Repeat each line exactly as it is written.

■ ■ ■ ■ ■

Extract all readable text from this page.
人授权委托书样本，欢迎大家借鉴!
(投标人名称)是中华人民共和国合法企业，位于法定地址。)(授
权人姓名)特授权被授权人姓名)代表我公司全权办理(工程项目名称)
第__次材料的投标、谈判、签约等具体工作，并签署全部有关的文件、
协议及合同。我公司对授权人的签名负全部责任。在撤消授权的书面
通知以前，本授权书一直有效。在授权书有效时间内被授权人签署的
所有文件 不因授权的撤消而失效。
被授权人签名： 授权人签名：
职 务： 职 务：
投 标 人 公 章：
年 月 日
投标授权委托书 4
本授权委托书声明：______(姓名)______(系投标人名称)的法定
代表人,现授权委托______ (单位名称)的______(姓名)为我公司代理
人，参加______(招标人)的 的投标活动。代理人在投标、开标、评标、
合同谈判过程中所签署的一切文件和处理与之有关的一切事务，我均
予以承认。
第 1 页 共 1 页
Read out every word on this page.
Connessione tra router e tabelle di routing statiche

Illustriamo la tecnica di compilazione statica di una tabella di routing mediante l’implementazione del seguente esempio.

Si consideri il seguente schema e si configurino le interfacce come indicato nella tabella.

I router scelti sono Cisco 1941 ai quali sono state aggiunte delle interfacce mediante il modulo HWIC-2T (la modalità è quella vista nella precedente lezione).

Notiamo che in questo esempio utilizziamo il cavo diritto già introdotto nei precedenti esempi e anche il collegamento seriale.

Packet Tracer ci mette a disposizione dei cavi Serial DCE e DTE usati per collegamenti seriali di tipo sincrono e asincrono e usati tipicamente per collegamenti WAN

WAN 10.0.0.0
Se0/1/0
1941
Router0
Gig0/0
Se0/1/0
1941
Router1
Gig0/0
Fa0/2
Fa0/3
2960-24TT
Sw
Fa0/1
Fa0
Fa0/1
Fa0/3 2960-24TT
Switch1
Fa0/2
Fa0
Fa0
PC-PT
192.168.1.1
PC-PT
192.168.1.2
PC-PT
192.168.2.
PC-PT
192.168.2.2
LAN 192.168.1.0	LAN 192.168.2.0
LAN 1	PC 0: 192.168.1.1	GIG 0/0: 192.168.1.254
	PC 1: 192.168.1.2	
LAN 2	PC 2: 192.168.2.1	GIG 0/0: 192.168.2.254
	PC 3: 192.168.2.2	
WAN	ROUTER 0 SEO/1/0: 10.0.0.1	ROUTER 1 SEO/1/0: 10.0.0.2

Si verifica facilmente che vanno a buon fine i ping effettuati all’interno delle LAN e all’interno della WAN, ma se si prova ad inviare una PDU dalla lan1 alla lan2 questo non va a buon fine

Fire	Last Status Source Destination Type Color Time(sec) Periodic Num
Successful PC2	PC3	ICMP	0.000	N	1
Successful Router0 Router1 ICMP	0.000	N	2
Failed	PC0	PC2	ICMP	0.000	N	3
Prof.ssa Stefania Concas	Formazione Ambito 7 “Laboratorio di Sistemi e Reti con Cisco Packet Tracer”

■ ■ ■ ■ ■

TASK SOLUTION:
Extract all readable text from this page.
人授权委托书样本，欢迎大家借鉴!
(投标人名称)是中华人民共和国合法企业，位于法定地址。)(授
权人姓名)特授权被授权人姓名)代表我公司全权办理(工程项目名称)
第__次材料的投标、谈判、签约等具体工作，并签署全部有关的文件、
协议及合同。我公司对授权人的签名负全部责任。在撤消授权的书面
通知以前，本授权书一直有效。在授权书有效时间内被授权人签署的
所有文件 不因授权的撤消而失效。
被授权人签名： 授权人签名：
职 务： 职 务：
投 标 人 公 章：
年 月 日
投标授权委托书 4
本授权委托书声明：______(姓名)______(系投标人名称)的法定
代表人,现授权委托______ (单位名称)的______(姓名)为我公司代理
人，参加______(招标人)的 的投标活动。代理人在投标、开标、评标、
合同谈判过程中所签署的一切文件和处理与之有关的一切事务，我均
予以承认。
第 1 页 共 1 页
Read out every word on this page.
Connessione tra router e tabelle di routing statiche

Illustriamo la tecnica di compilazione statica di una tabella di routing mediante l’implementazione del seguente esempio.

Si consideri il seguente schema e si configurino le interfacce come indicato nella tabella.

I router scelti sono Cisco 1941 ai quali sono state aggiunte delle interfacce mediante il modulo HWIC-2T (la modalità è quella vista nella precedente lezione).

Notiamo che in questo esempio utilizziamo il cavo diritto già introdotto nei precedenti esempi e anche il collegamento seriale.

Packet Tracer ci mette a disposizione dei cavi Serial DCE e DTE usati per collegamenti seriali di tipo sincrono e asincrono e usati tipicamente per collegamenti WAN

WAN 10.0.0.0
Se0/1/0
1941
Router0
Gig0/0
Se0/1/0
1941
Router1
Gig0/0
Fa0/2
Fa0/3
2960-24TT
Sw
Fa0/1
Fa0
Fa0/1
Fa0/3 2960-24TT
Switch1
Fa0/2
Fa0
Fa0
PC-PT
192.168.1.1
PC-PT
192.168.1.2
PC-PT
192.168.2.
PC-PT
192.168.2.2
LAN 192.168.1.0	LAN 192.168.2.0
LAN 1	PC 0: 192.168.1.1	GIG 0/0: 192.168.1.254
	PC 1: 192.168.1.2	
LAN 2	PC 2: 192.168.2.1	GIG 0/0: 192.168.2.254
	PC 3: 192.168.2.2	
WAN	ROUTER 0 SEO/1/0: 10.0.0.1	ROUTER 1 SEO/1/0: 10.0.0.2

Si verifica facilmente che vanno a buon fine i ping effettuati all’interno delle LAN e all’interno della WAN, ma se si prova ad inviare una PDU dalla lan1 alla lan2 questo non va a buon fine

Fire	Last Status Source Destination Type Color Time(sec) Periodic Num
Successful PC2	PC3	ICMP	0.000	N	1
Successful Router0 Router1 ICMP	0.000	N	2
Failed	PC0	PC2	ICMP	0.000	N	3
Prof.ssa Stefania Concas	Formazione Ambito 7 “Laboratorio di Sistemi e Reti con Cisco Packet Tracer”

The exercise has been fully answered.